** Instructions for the task **
Could you write out every record below exactly, leaving out any pictures?

Collected data:
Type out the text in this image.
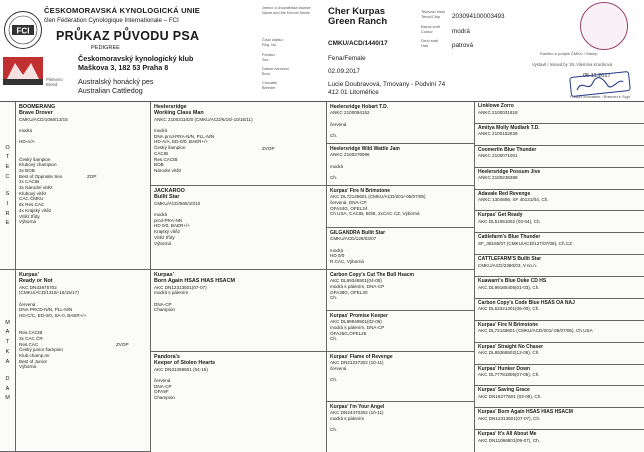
FCI
ČESKOMORAVSKÁ KYNOLOGICKÁ UNIE
člen Fédération Cynologique Internationale – FCI
PRŮKAZ PŮVODU PSA
PEDIGREE
Českomoravský kynologický klub
Maškova 3, 182 53 Praha 8
Plemeno
Breed	Australský honácký pes
Australian Cattledog
Jméno a chovatelská stanice
Name and the Kennel Name
Číslo zápisu
Reg. No.
Pohlaví
Sex
Datum narození
Born
Chovatel
Breeder
Cher Kurpas
Green Ranch
CMKU/ACD/1440/17
Fena/Female
02.09.2017
Lucie Doubravová, Trnovany - Podviní 74
412 01 Litoměřice
Tetovací číslo
Tetoo/Chip	203094100003493
Barva srsti
Colour	modrá
Druh srsti
Hair	patrová
Razítko a podpis ČMKU / Stamp
Vystavil / Issued by: Bc.Vilemína Kracíková
05.11.2017
Podpis chovatele / Breeder's Sign.
O
T
E
C
S
I
R
E
M
A
T
K
A
D
A
M
BOOMERANG
Brave Drover
CMKU/ACD/1066/13/15

modrá

HD-A/A

Český šampion
Klubový champion
2x BOB
Best of Opposite Sex
2x CACIB
3x Národní vítěz
Klubový vítěz
CAC ČMKU
8x Res.CAC
4x Krajský vítěz
Vítěz třídy
Výborná
Kurpas'
Ready or Not
AKC DN43975702
(CMKU/ACD/1315/-16/15/17)

červená
DNA PRCD-N/N, PLL-N/N
HD-C/C, ED-0/0, SA-0, BAER+/+

Res.CACIB
3x CAC ČR
Res.CAC
Český junior šampion
Klub.champ.mi
Best of Junior
Výborná
ZOP
ZVOP
Heelersridge
Working Class Man
ANKC 2100311020 (CMKU/ACD/6/16/-10/16/11)

modrá
DNA prcd-PRA-N/N, PLL-N/N
HD-A/A, ED-0/0, BAER+/+
Český šampion
CACIB
Res.CACIB
BOB
Národní vítěz
ZVOP
JACKAROO
Bullit Star
CMKU/ACD/565/10/10

modrá
prcd-PRA-NN
HD 0/0, BAER+/+
Krajský vítěz
Vítěz třídy
Výborná
Kurpas'
Born Again HSAS HIAS HSACM
AKC DN12313501(07-07)
modrá s pálením

DNA-CP
Champion
Pandora's
Keeper of Stolen Hearts
AKC DN31269601 (04-15)

červená
DNA-CP
OFA9F
Champion
Heelersridge Hobart T.D.
ANKC 2100094152

červená

Ch.
Heelersridge Wild Wattle Jam
ANKC 2100276096

modrá

Ch.
Kurpas' Fire N Brimstone
AKC DL72148601 (CMKU/ACD/201/-05/07/05)
červená, DNA-CP
OFA24G, OFEL24
Ch.USA, CACIB, BOB, 2xCAC CZ, Výborná
GILGANDRA Bullit Star
CMKU/ACD/126/03/07

modrá
HD 0/0
R.CAC, Výborná
Carbon Copy's Cut The Bull Hsacm
AKC DL89346501(04-05)
modrá s pálením, DNA-CP
OFA38G, OFEL30
Ch.
Kurpas' Promise Keeper
AKC DL89948501(02-06)
modrá s pálením, DNA-CP
OFA25G,OFEL25
Ch.
Kurpas' Flame of Revenge
AKC DN21237302 (10-11)
červená

Ch.
Kurpas' I'm Your Angel
AKC DN24470302 (10-11)
modrá s pálením

Ch.
Linklowe Zorro
ANKC 2100031818
Amitya Molly Mudlark T.D.
ANKC 2100152628
Coomerlin Blue Thunder
ANKC 2100071001
Heelersridge Possum Jive
ANKC 2100236388
Adavale Red Revenge
ANKC 1304666, SF 40131/04, Ch.
Kurpas' Get Ready
AKC DL51951002 (03-04), Ch.
Cattlefarm's Blue Thunder
SF_38165/07 (CMKU/ACD/127/07/08), Ch.CZ
CATTLEFARM'S Bullit Star
CMKU/ACD/2360/03, V.no.n.
Kuawarri's Blue Duke CD HS
AKC DL99185405(01-03), Ch.
Carbon Copy's Code Blue HSAS OA NAJ
AKC DL53321301(06-00), Ch.
Kurpas' Fire N Brimstone
AKC DL72148601 (CMKU/ACD/201/-05/07/05), Ch.USA
Kurpas' Straight No Chaser
AKC DL89368502(12-06), Ch.
Kurpas' Hunker Down
AKC DL77781805(07-05), Ch.
Kurpas' Saving Grace
AKC DN18277801 (03-09), Ch.
Kurpas' Born Again HSAS HIAS HSACM
AKC DN12313501(07-07), Ch.
Kurpas' It's All About Me
AKC DN11066801(09-07), Ch.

** Output of the task **
Type out the text in this image.
FCI
ČESKOMORAVSKÁ KYNOLOGICKÁ UNIE
člen Fédération Cynologique Internationale – FCI
PRŮKAZ PŮVODU PSA
PEDIGREE
Českomoravský kynologický klub
Maškova 3, 182 53 Praha 8
Plemeno
Breed	Australský honácký pes
Australian Cattledog
Jméno a chovatelská stanice
Name and the Kennel Name
Číslo zápisu
Reg. No.
Pohlaví
Sex
Datum narození
Born
Chovatel
Breeder
Cher Kurpas
Green Ranch
CMKU/ACD/1440/17
Fena/Female
02.09.2017
Lucie Doubravová, Trnovany - Podviní 74
412 01 Litoměřice
Tetovací číslo
Tetoo/Chip	203094100003493
Barva srsti
Colour	modrá
Druh srsti
Hair	patrová
Razítko a podpis ČMKU / Stamp
Vystavil / Issued by: Bc.Vilemína Kracíková
05.11.2017
Podpis chovatele / Breeder's Sign.
O
T
E
C
S
I
R
E
M
A
T
K
A
D
A
M
BOOMERANG
Brave Drover
CMKU/ACD/1066/13/15

modrá

HD-A/A

Český šampion
Klubový champion
2x BOB
Best of Opposite Sex
2x CACIB
3x Národní vítěz
Klubový vítěz
CAC ČMKU
8x Res.CAC
4x Krajský vítěz
Vítěz třídy
Výborná
Kurpas'
Ready or Not
AKC DN43975702
(CMKU/ACD/1315/-16/15/17)

červená
DNA PRCD-N/N, PLL-N/N
HD-C/C, ED-0/0, SA-0, BAER+/+

Res.CACIB
3x CAC ČR
Res.CAC
Český junior šampion
Klub.champ.mi
Best of Junior
Výborná
ZOP
ZVOP
Heelersridge
Working Class Man
ANKC 2100311020 (CMKU/ACD/6/16/-10/16/11)

modrá
DNA prcd-PRA-N/N, PLL-N/N
HD-A/A, ED-0/0, BAER+/+
Český šampion
CACIB
Res.CACIB
BOB
Národní vítěz
ZVOP
JACKAROO
Bullit Star
CMKU/ACD/565/10/10

modrá
prcd-PRA-NN
HD 0/0, BAER+/+
Krajský vítěz
Vítěz třídy
Výborná
Kurpas'
Born Again HSAS HIAS HSACM
AKC DN12313501(07-07)
modrá s pálením

DNA-CP
Champion
Pandora's
Keeper of Stolen Hearts
AKC DN31269601 (04-15)

červená
DNA-CP
OFA9F
Champion
Heelersridge Hobart T.D.
ANKC 2100094152

červená

Ch.
Heelersridge Wild Wattle Jam
ANKC 2100276096

modrá

Ch.
Kurpas' Fire N Brimstone
AKC DL72148601 (CMKU/ACD/201/-05/07/05)
červená, DNA-CP
OFA24G, OFEL24
Ch.USA, CACIB, BOB, 2xCAC CZ, Výborná
GILGANDRA Bullit Star
CMKU/ACD/126/03/07

modrá
HD 0/0
R.CAC, Výborná
Carbon Copy's Cut The Bull Hsacm
AKC DL89346501(04-05)
modrá s pálením, DNA-CP
OFA38G, OFEL30
Ch.
Kurpas' Promise Keeper
AKC DL89948501(02-06)
modrá s pálením, DNA-CP
OFA25G,OFEL25
Ch.
Kurpas' Flame of Revenge
AKC DN21237302 (10-11)
červená

Ch.
Kurpas' I'm Your Angel
AKC DN24470302 (10-11)
modrá s pálením

Ch.
Linklowe Zorro
ANKC 2100031818
Amitya Molly Mudlark T.D.
ANKC 2100152628
Coomerlin Blue Thunder
ANKC 2100071001
Heelersridge Possum Jive
ANKC 2100236388
Adavale Red Revenge
ANKC 1304666, SF 40131/04, Ch.
Kurpas' Get Ready
AKC DL51951002 (03-04), Ch.
Cattlefarm's Blue Thunder
SF_38165/07 (CMKU/ACD/127/07/08), Ch.CZ
CATTLEFARM'S Bullit Star
CMKU/ACD/2360/03, V.no.n.
Kuawarri's Blue Duke CD HS
AKC DL99185405(01-03), Ch.
Carbon Copy's Code Blue HSAS OA NAJ
AKC DL53321301(06-00), Ch.
Kurpas' Fire N Brimstone
AKC DL72148601 (CMKU/ACD/201/-05/07/05), Ch.USA
Kurpas' Straight No Chaser
AKC DL89368502(12-06), Ch.
Kurpas' Hunker Down
AKC DL77781805(07-05), Ch.
Kurpas' Saving Grace
AKC DN18277801 (03-09), Ch.
Kurpas' Born Again HSAS HIAS HSACM
AKC DN12313501(07-07), Ch.
Kurpas' It's All About Me
AKC DN11066801(09-07), Ch.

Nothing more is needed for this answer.